[Data entries]

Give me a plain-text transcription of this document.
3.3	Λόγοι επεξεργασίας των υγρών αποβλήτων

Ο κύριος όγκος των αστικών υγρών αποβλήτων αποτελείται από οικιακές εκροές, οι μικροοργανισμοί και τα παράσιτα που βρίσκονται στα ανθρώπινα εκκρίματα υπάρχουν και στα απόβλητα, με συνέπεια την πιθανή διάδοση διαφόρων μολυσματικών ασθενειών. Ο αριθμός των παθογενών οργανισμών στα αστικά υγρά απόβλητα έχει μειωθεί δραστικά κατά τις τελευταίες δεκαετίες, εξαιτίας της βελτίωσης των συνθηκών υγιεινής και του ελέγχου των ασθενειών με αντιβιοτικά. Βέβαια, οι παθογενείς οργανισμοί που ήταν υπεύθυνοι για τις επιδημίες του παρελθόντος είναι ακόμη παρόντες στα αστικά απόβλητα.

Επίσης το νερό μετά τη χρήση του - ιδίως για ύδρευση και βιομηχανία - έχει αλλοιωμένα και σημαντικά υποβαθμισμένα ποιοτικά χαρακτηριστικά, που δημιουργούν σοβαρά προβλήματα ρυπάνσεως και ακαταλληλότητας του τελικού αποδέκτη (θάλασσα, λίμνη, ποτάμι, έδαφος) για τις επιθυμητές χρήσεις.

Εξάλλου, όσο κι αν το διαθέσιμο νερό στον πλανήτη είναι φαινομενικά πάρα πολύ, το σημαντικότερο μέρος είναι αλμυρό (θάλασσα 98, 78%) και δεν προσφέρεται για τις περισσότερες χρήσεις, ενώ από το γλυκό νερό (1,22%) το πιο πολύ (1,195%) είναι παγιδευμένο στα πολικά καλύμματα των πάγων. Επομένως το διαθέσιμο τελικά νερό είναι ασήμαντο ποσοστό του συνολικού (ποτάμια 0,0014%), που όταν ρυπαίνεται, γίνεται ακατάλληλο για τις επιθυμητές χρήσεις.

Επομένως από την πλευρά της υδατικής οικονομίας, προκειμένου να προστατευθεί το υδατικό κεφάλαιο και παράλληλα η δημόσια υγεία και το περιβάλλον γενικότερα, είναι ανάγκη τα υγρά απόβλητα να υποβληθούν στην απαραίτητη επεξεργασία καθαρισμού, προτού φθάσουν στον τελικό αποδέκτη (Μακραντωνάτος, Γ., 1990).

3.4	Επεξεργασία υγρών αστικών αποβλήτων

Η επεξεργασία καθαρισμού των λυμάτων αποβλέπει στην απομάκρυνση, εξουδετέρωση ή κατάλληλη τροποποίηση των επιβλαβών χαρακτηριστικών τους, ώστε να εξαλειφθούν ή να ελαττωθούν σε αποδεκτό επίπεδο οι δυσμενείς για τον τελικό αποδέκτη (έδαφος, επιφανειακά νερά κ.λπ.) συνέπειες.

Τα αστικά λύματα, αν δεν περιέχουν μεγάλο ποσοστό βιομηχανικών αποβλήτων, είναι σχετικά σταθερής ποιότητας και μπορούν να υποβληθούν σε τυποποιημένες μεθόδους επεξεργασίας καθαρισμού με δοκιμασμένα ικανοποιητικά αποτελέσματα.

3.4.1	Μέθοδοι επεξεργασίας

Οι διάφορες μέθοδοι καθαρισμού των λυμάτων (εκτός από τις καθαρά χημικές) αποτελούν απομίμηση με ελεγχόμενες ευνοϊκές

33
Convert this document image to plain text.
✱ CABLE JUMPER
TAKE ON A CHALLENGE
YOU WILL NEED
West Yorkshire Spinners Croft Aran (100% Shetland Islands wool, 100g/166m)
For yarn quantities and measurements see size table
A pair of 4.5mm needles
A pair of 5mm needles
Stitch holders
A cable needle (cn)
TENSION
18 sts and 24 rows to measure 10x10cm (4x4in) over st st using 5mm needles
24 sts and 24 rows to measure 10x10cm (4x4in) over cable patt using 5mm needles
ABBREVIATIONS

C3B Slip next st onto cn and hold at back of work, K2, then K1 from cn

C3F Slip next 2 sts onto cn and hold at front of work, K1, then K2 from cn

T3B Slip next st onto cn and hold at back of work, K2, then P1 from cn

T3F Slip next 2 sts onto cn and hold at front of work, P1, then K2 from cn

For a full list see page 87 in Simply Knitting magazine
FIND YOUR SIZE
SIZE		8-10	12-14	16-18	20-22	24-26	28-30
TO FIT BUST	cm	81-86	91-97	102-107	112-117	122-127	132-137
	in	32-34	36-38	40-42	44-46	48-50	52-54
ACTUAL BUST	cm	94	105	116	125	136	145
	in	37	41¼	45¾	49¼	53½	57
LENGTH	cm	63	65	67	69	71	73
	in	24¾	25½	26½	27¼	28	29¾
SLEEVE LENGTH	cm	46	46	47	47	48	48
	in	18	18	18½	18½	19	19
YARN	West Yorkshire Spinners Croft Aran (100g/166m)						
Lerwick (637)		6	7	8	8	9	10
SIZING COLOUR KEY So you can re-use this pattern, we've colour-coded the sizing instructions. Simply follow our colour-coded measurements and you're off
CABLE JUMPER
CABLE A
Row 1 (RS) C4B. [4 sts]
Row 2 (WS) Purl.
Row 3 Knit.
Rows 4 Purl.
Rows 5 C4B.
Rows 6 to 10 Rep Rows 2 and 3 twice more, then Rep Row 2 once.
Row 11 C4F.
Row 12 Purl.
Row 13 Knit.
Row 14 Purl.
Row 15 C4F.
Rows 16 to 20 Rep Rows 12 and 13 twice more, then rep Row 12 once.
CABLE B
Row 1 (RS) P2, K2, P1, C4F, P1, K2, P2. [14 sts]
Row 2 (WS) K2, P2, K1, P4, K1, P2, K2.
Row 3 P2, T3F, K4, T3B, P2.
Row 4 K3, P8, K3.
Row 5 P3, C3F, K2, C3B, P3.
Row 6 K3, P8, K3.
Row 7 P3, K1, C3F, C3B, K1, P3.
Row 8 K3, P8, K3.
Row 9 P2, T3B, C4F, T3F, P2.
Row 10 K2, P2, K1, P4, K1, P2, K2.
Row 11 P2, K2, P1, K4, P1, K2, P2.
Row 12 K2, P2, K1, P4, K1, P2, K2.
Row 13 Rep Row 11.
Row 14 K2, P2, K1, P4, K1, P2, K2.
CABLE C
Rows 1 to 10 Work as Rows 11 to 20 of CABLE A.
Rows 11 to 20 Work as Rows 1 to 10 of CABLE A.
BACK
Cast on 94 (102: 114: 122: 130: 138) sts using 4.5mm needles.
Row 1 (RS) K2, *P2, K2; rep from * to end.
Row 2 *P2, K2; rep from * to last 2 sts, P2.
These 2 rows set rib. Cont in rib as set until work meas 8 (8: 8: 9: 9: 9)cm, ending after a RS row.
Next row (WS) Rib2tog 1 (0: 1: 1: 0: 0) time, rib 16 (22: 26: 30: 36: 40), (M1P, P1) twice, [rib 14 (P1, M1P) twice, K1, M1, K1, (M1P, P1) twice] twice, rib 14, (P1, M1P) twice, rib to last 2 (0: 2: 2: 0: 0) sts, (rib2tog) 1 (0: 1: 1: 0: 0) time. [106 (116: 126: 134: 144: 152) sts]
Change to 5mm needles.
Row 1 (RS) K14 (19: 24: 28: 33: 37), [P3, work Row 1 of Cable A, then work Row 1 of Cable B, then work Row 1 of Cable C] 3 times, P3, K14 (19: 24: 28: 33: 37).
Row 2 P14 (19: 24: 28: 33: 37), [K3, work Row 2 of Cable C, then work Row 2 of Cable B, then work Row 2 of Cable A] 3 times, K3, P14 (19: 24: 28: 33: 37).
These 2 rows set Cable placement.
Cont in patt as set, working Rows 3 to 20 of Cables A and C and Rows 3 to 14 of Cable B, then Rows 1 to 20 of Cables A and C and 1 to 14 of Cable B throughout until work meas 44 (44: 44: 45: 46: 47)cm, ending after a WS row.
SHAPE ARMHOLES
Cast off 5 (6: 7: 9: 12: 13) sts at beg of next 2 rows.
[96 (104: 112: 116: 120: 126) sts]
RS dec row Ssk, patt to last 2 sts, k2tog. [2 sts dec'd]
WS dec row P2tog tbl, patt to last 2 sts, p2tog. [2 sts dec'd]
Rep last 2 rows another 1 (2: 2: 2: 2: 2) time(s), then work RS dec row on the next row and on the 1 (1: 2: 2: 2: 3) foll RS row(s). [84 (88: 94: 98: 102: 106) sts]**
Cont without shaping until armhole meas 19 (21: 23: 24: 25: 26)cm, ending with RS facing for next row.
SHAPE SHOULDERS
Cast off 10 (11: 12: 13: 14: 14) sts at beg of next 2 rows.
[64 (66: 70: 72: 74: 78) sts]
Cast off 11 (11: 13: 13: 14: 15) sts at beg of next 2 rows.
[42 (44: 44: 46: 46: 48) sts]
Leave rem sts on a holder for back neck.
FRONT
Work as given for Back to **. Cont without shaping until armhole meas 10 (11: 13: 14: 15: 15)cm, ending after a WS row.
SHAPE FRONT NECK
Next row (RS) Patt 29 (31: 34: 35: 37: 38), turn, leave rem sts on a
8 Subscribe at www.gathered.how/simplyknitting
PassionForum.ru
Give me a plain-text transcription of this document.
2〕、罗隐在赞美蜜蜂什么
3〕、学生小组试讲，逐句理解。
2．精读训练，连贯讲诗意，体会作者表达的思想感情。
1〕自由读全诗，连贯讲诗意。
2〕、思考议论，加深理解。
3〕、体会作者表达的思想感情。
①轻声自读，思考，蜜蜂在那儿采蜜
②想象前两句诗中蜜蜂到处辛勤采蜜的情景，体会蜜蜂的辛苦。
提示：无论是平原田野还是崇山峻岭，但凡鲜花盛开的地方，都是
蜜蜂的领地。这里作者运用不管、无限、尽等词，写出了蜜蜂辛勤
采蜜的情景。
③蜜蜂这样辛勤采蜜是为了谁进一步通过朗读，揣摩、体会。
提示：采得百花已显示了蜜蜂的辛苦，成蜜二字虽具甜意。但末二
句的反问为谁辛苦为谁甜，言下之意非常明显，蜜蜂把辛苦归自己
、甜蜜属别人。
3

• _WRITTEN TASK_:
List all lines holding the string "έχει".

• _FULL RESPONSE_:
Ο κύριος όγκος των αστικών υγρών αποβλήτων αποτελείται από οικιακές εκροές, οι μικροοργανισμοί και τα παράσιτα που βρίσκονται στα ανθρώπινα εκκρίματα υπάρχουν και στα απόβλητα, με συνέπεια την πιθανή διάδοση διαφόρων μολυσματικών ασθενειών. Ο αριθμός των παθογενών οργανισμών στα αστικά υγρά απόβλητα έχει μειωθεί δραστικά κατά τις τελευταίες δεκαετίες, εξαιτίας της βελτίωσης των συνθηκών υγιεινής και του ελέγχου των ασθενειών με αντιβιοτικά. Βέβαια, οι παθογενείς οργανισμοί που ήταν υπεύθυνοι για τις επιδημίες του παρελθόντος είναι ακόμη παρόντες στα αστικά απόβλητα.
Επίσης το νερό μετά τη χρήση του - ιδίως για ύδρευση και βιομηχανία - έχει αλλοιωμένα και σημαντικά υποβαθμισμένα ποιοτικά χαρακτηριστικά, που δημιουργούν σοβαρά προβλήματα ρυπάνσεως και ακαταλληλότητας του τελικού αποδέκτη (θάλασσα, λίμνη, ποτάμι, έδαφος) για τις επιθυμητές χρήσεις.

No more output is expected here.